## [TASK GOAL]
Each entry below is to be extracted exactly.

++++ EXTRACTED MATERIAL

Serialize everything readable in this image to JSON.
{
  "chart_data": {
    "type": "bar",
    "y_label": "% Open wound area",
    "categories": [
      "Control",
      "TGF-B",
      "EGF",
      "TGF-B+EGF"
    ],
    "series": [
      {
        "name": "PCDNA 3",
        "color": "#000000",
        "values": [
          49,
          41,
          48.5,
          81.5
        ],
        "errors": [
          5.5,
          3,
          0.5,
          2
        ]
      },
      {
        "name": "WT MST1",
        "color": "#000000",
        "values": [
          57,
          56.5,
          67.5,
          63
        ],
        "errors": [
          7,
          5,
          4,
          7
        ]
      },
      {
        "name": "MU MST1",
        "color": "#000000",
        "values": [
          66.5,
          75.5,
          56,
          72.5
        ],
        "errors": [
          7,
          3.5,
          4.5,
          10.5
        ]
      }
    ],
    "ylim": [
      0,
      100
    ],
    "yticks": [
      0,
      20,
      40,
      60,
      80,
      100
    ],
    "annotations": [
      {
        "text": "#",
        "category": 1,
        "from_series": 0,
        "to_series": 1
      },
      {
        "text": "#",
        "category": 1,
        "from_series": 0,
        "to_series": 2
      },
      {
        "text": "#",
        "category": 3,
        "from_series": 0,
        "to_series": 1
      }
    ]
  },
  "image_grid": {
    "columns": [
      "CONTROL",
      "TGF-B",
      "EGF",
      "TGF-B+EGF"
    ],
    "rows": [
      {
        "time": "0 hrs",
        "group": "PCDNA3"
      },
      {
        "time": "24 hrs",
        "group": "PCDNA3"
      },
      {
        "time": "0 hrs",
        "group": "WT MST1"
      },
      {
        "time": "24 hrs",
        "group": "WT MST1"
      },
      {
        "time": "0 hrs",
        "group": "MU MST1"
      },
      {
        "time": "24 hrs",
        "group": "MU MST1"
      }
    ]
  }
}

++++++++

## [RESPONSE]
Serialize everything readable in this image to JSON.
{
  "chart_data": {
    "type": "bar",
    "y_label": "% Open wound area",
    "categories": [
      "Control",
      "TGF-B",
      "EGF",
      "TGF-B+EGF"
    ],
    "series": [
      {
        "name": "PCDNA 3",
        "color": "#000000",
        "values": [
          49,
          41,
          48.5,
          81.5
        ],
        "errors": [
          5.5,
          3,
          0.5,
          2
        ]
      },
      {
        "name": "WT MST1",
        "color": "#000000",
        "values": [
          57,
          56.5,
          67.5,
          63
        ],
        "errors": [
          7,
          5,
          4,
          7
        ]
      },
      {
        "name": "MU MST1",
        "color": "#000000",
        "values": [
          66.5,
          75.5,
          56,
          72.5
        ],
        "errors": [
          7,
          3.5,
          4.5,
          10.5
        ]
      }
    ],
    "ylim": [
      0,
      100
    ],
    "yticks": [
      0,
      20,
      40,
      60,
      80,
      100
    ],
    "annotations": [
      {
        "text": "#",
        "category": 1,
        "from_series": 0,
        "to_series": 1
      },
      {
        "text": "#",
        "category": 1,
        "from_series": 0,
        "to_series": 2
      },
      {
        "text": "#",
        "category": 3,
        "from_series": 0,
        "to_series": 1
      }
    ]
  },
  "image_grid": {
    "columns": [
      "CONTROL",
      "TGF-B",
      "EGF",
      "TGF-B+EGF"
    ],
    "rows": [
      {
        "time": "0 hrs",
        "group": "PCDNA3"
      },
      {
        "time": "24 hrs",
        "group": "PCDNA3"
      },
      {
        "time": "0 hrs",
        "group": "WT MST1"
      },
      {
        "time": "24 hrs",
        "group": "WT MST1"
      },
      {
        "time": "0 hrs",
        "group": "MU MST1"
      },
      {
        "time": "24 hrs",
        "group": "MU MST1"
      }
    ]
  }
}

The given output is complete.